#### GOAL OF THE EXERCISE:
Count every line where "date" shows up, and give that number only.

#### Extracted data entries:

>> BEGIN

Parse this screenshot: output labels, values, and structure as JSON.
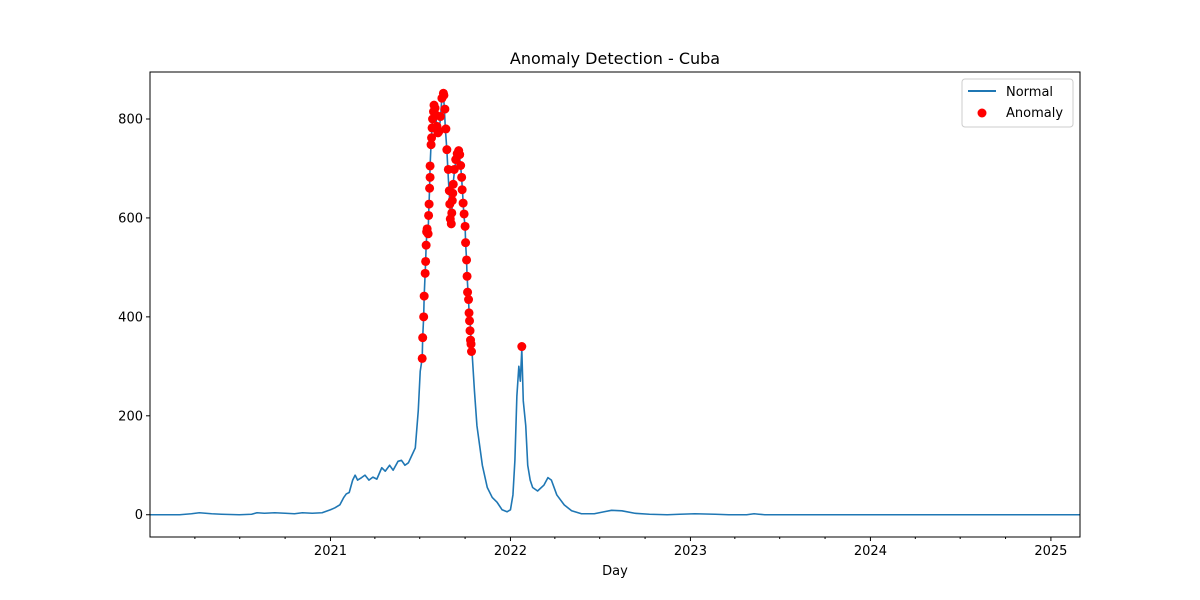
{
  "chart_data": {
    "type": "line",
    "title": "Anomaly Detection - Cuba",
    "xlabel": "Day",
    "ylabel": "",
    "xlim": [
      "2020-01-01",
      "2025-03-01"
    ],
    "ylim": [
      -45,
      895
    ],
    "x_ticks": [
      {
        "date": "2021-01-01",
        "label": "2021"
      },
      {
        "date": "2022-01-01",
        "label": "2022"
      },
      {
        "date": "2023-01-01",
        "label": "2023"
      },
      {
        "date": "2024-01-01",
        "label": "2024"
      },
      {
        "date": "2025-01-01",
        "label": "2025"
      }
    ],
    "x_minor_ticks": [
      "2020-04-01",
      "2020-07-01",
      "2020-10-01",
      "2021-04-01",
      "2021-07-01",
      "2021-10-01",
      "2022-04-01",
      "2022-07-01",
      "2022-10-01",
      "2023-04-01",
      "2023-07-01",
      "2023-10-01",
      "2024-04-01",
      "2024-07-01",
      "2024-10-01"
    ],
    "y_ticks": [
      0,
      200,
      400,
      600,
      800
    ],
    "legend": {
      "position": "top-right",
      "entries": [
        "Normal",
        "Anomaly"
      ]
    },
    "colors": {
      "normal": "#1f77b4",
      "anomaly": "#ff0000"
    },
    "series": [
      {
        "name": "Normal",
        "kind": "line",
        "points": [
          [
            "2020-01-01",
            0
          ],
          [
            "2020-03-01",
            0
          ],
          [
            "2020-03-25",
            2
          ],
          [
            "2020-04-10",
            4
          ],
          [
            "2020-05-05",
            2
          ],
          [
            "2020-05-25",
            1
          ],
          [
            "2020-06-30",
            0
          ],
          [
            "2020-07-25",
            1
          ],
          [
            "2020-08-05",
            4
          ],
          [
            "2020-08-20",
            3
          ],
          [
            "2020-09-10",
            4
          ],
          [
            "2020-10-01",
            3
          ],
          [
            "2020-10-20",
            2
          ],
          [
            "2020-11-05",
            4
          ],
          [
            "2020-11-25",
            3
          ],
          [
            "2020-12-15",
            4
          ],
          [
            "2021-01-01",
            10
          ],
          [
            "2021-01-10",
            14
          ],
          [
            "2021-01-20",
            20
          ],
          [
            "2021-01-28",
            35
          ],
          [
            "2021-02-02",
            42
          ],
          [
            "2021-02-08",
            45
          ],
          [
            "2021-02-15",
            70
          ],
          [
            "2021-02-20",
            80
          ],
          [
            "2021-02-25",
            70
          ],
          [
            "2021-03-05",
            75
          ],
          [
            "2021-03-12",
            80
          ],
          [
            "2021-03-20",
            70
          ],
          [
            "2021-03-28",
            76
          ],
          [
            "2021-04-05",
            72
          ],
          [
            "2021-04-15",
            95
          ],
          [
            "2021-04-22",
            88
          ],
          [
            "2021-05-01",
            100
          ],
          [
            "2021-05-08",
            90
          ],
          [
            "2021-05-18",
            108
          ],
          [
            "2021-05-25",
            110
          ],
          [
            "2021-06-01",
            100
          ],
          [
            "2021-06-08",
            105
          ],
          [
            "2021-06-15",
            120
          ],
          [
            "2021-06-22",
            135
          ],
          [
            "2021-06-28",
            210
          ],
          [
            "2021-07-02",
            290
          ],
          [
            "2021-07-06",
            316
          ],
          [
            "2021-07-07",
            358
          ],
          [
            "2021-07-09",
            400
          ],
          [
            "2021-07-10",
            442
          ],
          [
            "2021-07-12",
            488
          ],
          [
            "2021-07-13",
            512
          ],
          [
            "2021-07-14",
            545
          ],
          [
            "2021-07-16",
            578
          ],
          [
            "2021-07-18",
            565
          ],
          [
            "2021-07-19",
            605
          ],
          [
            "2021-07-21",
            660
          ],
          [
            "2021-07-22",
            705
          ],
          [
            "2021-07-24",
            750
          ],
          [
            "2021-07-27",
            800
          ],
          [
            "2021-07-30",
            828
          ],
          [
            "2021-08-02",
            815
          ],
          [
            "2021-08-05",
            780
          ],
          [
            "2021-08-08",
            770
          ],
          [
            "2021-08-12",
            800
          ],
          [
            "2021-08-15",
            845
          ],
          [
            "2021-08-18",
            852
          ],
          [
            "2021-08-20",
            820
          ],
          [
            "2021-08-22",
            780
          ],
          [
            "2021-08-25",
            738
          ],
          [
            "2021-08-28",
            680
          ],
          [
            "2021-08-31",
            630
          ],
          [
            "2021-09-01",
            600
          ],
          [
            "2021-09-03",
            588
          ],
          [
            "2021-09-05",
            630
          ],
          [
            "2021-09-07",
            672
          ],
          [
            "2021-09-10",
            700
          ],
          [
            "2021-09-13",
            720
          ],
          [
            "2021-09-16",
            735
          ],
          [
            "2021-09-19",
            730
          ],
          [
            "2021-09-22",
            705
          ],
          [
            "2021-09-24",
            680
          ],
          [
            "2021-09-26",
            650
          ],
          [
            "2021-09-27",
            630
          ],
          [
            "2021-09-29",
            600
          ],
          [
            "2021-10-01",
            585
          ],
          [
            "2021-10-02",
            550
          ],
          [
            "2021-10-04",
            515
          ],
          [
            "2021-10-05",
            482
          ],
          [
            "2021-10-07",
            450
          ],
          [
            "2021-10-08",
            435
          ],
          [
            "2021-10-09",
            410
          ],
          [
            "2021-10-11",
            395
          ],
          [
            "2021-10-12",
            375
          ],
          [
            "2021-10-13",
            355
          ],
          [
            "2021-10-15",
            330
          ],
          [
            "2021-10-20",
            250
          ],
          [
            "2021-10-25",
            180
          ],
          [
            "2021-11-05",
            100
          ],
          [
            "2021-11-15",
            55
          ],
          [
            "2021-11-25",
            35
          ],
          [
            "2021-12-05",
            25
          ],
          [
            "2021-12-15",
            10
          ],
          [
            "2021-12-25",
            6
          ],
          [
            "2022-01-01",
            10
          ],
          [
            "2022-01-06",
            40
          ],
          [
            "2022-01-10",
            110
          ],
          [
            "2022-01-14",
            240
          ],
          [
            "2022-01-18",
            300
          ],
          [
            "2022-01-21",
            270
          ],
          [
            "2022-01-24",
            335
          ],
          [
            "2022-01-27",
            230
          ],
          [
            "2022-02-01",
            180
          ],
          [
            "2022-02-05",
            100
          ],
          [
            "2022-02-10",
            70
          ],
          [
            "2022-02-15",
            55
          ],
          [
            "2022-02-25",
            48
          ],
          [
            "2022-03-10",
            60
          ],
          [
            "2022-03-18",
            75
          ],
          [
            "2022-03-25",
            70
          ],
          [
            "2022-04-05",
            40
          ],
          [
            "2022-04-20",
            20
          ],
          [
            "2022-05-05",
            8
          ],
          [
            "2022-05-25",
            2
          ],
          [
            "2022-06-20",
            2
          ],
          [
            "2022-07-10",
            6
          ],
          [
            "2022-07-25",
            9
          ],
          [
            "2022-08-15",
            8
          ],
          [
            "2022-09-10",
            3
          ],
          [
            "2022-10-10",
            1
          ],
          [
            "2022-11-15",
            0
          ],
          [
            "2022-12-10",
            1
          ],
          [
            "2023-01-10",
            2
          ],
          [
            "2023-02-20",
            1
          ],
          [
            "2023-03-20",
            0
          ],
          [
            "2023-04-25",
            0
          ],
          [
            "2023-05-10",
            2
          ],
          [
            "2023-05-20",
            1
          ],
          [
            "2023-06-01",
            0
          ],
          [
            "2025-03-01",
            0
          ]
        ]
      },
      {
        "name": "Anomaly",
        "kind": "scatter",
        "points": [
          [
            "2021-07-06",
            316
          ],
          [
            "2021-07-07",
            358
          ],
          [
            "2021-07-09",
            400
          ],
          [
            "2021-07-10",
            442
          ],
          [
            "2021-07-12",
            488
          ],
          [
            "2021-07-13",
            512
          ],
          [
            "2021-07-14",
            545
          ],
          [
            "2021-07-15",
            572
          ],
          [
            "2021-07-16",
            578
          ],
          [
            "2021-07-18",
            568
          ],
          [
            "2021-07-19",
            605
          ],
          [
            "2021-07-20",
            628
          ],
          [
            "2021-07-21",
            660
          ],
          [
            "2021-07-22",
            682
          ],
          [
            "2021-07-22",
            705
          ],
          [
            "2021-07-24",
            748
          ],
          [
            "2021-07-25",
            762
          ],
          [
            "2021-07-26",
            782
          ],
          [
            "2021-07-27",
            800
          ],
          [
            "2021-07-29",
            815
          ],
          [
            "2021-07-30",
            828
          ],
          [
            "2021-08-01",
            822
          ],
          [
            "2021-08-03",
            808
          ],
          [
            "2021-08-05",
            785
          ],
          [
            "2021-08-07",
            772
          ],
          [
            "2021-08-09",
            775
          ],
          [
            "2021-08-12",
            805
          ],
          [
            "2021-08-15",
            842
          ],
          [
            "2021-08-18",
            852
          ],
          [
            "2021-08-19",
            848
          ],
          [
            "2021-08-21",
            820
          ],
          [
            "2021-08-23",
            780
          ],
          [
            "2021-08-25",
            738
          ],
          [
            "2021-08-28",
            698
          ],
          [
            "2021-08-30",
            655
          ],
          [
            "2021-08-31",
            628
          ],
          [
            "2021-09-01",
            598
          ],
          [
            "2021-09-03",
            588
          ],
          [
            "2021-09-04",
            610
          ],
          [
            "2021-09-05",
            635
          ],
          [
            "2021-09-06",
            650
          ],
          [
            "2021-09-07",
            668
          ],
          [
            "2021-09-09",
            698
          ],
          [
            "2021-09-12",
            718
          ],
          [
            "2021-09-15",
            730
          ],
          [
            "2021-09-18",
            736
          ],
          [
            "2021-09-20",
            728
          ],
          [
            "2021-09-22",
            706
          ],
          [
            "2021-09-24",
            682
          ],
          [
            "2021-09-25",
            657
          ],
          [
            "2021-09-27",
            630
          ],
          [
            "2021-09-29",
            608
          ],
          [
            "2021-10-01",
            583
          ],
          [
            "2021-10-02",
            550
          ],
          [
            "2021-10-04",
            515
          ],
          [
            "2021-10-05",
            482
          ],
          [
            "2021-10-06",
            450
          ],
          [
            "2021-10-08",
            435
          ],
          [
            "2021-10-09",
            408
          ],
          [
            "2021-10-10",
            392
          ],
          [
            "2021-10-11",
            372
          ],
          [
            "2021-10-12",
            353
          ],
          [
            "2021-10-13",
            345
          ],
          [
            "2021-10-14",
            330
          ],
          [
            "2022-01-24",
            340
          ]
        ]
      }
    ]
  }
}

>> END

#### WRITTEN RESPONSE:
5